SUPPLIED MATERIAL —
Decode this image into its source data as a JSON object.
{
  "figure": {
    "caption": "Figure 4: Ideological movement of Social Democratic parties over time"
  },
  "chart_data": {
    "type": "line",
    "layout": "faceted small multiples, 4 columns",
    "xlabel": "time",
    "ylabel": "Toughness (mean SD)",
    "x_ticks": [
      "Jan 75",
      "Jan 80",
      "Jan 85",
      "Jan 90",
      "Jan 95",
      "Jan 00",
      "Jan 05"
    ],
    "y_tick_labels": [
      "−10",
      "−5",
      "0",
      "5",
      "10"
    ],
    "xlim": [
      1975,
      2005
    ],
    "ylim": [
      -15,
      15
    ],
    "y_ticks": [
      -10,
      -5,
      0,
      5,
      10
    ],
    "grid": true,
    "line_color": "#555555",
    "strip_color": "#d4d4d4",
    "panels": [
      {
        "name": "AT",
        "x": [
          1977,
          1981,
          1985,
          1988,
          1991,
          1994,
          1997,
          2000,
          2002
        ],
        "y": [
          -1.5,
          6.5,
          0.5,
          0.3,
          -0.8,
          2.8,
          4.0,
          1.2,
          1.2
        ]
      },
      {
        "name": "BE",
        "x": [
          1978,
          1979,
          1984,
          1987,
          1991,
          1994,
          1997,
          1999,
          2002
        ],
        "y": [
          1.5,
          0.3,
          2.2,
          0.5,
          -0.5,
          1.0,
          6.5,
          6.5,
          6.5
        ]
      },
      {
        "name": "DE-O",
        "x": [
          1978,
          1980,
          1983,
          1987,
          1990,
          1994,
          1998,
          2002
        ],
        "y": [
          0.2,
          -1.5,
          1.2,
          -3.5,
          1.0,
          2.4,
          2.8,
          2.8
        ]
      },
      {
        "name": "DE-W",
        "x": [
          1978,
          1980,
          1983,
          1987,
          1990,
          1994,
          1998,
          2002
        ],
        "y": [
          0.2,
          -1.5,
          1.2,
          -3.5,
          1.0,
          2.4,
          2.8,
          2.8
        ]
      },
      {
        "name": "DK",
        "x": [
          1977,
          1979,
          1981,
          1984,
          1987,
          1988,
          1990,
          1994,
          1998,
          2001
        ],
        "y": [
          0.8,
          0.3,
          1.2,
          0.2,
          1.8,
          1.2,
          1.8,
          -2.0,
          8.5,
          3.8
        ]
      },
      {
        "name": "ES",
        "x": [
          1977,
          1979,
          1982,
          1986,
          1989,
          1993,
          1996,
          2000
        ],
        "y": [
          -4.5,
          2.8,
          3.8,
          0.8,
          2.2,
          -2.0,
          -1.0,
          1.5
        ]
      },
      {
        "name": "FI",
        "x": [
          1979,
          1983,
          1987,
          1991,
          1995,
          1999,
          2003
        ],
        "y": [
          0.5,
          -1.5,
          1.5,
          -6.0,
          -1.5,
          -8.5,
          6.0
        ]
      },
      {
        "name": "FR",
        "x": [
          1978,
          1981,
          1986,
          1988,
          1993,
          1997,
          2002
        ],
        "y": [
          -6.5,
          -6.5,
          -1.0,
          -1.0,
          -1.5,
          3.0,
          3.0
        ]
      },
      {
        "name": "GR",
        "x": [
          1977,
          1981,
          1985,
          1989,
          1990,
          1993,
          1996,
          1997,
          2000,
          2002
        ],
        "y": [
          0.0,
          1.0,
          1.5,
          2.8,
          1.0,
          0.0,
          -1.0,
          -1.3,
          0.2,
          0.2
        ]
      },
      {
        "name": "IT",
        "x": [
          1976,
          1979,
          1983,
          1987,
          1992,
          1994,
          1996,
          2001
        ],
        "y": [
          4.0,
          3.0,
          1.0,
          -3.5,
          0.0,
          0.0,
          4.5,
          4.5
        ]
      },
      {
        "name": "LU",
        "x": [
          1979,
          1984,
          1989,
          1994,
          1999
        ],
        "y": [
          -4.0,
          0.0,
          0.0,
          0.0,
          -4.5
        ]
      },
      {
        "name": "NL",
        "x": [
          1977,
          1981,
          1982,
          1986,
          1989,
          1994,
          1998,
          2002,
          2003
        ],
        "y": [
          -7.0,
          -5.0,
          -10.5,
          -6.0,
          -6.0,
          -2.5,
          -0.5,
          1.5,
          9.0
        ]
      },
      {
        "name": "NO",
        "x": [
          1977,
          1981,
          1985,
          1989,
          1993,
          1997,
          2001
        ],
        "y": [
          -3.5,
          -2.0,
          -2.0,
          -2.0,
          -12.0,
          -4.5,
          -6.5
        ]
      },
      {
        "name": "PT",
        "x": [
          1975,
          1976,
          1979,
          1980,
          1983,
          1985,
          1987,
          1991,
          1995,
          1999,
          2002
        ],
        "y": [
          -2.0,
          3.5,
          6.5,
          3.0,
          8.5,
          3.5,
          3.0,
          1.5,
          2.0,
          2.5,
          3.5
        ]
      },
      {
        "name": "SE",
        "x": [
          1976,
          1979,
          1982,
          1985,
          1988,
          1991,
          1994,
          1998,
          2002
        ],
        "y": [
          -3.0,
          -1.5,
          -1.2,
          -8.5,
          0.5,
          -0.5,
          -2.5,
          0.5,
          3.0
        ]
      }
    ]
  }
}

GOAL OF THE EXERCISE — Reproduce the data shown above exactly.

ANSWER FOR THIS EXERCISE —
Decode this image into its source data as a JSON object.
{
  "figure": {
    "caption": "Figure 4: Ideological movement of Social Democratic parties over time"
  },
  "chart_data": {
    "type": "line",
    "layout": "faceted small multiples, 4 columns",
    "xlabel": "time",
    "ylabel": "Toughness (mean SD)",
    "x_ticks": [
      "Jan 75",
      "Jan 80",
      "Jan 85",
      "Jan 90",
      "Jan 95",
      "Jan 00",
      "Jan 05"
    ],
    "y_tick_labels": [
      "−10",
      "−5",
      "0",
      "5",
      "10"
    ],
    "xlim": [
      1975,
      2005
    ],
    "ylim": [
      -15,
      15
    ],
    "y_ticks": [
      -10,
      -5,
      0,
      5,
      10
    ],
    "grid": true,
    "line_color": "#555555",
    "strip_color": "#d4d4d4",
    "panels": [
      {
        "name": "AT",
        "x": [
          1977,
          1981,
          1985,
          1988,
          1991,
          1994,
          1997,
          2000,
          2002
        ],
        "y": [
          -1.5,
          6.5,
          0.5,
          0.3,
          -0.8,
          2.8,
          4.0,
          1.2,
          1.2
        ]
      },
      {
        "name": "BE",
        "x": [
          1978,
          1979,
          1984,
          1987,
          1991,
          1994,
          1997,
          1999,
          2002
        ],
        "y": [
          1.5,
          0.3,
          2.2,
          0.5,
          -0.5,
          1.0,
          6.5,
          6.5,
          6.5
        ]
      },
      {
        "name": "DE-O",
        "x": [
          1978,
          1980,
          1983,
          1987,
          1990,
          1994,
          1998,
          2002
        ],
        "y": [
          0.2,
          -1.5,
          1.2,
          -3.5,
          1.0,
          2.4,
          2.8,
          2.8
        ]
      },
      {
        "name": "DE-W",
        "x": [
          1978,
          1980,
          1983,
          1987,
          1990,
          1994,
          1998,
          2002
        ],
        "y": [
          0.2,
          -1.5,
          1.2,
          -3.5,
          1.0,
          2.4,
          2.8,
          2.8
        ]
      },
      {
        "name": "DK",
        "x": [
          1977,
          1979,
          1981,
          1984,
          1987,
          1988,
          1990,
          1994,
          1998,
          2001
        ],
        "y": [
          0.8,
          0.3,
          1.2,
          0.2,
          1.8,
          1.2,
          1.8,
          -2.0,
          8.5,
          3.8
        ]
      },
      {
        "name": "ES",
        "x": [
          1977,
          1979,
          1982,
          1986,
          1989,
          1993,
          1996,
          2000
        ],
        "y": [
          -4.5,
          2.8,
          3.8,
          0.8,
          2.2,
          -2.0,
          -1.0,
          1.5
        ]
      },
      {
        "name": "FI",
        "x": [
          1979,
          1983,
          1987,
          1991,
          1995,
          1999,
          2003
        ],
        "y": [
          0.5,
          -1.5,
          1.5,
          -6.0,
          -1.5,
          -8.5,
          6.0
        ]
      },
      {
        "name": "FR",
        "x": [
          1978,
          1981,
          1986,
          1988,
          1993,
          1997,
          2002
        ],
        "y": [
          -6.5,
          -6.5,
          -1.0,
          -1.0,
          -1.5,
          3.0,
          3.0
        ]
      },
      {
        "name": "GR",
        "x": [
          1977,
          1981,
          1985,
          1989,
          1990,
          1993,
          1996,
          1997,
          2000,
          2002
        ],
        "y": [
          0.0,
          1.0,
          1.5,
          2.8,
          1.0,
          0.0,
          -1.0,
          -1.3,
          0.2,
          0.2
        ]
      },
      {
        "name": "IT",
        "x": [
          1976,
          1979,
          1983,
          1987,
          1992,
          1994,
          1996,
          2001
        ],
        "y": [
          4.0,
          3.0,
          1.0,
          -3.5,
          0.0,
          0.0,
          4.5,
          4.5
        ]
      },
      {
        "name": "LU",
        "x": [
          1979,
          1984,
          1989,
          1994,
          1999
        ],
        "y": [
          -4.0,
          0.0,
          0.0,
          0.0,
          -4.5
        ]
      },
      {
        "name": "NL",
        "x": [
          1977,
          1981,
          1982,
          1986,
          1989,
          1994,
          1998,
          2002,
          2003
        ],
        "y": [
          -7.0,
          -5.0,
          -10.5,
          -6.0,
          -6.0,
          -2.5,
          -0.5,
          1.5,
          9.0
        ]
      },
      {
        "name": "NO",
        "x": [
          1977,
          1981,
          1985,
          1989,
          1993,
          1997,
          2001
        ],
        "y": [
          -3.5,
          -2.0,
          -2.0,
          -2.0,
          -12.0,
          -4.5,
          -6.5
        ]
      },
      {
        "name": "PT",
        "x": [
          1975,
          1976,
          1979,
          1980,
          1983,
          1985,
          1987,
          1991,
          1995,
          1999,
          2002
        ],
        "y": [
          -2.0,
          3.5,
          6.5,
          3.0,
          8.5,
          3.5,
          3.0,
          1.5,
          2.0,
          2.5,
          3.5
        ]
      },
      {
        "name": "SE",
        "x": [
          1976,
          1979,
          1982,
          1985,
          1988,
          1991,
          1994,
          1998,
          2002
        ],
        "y": [
          -3.0,
          -1.5,
          -1.2,
          -8.5,
          0.5,
          -0.5,
          -2.5,
          0.5,
          3.0
        ]
      }
    ]
  }
}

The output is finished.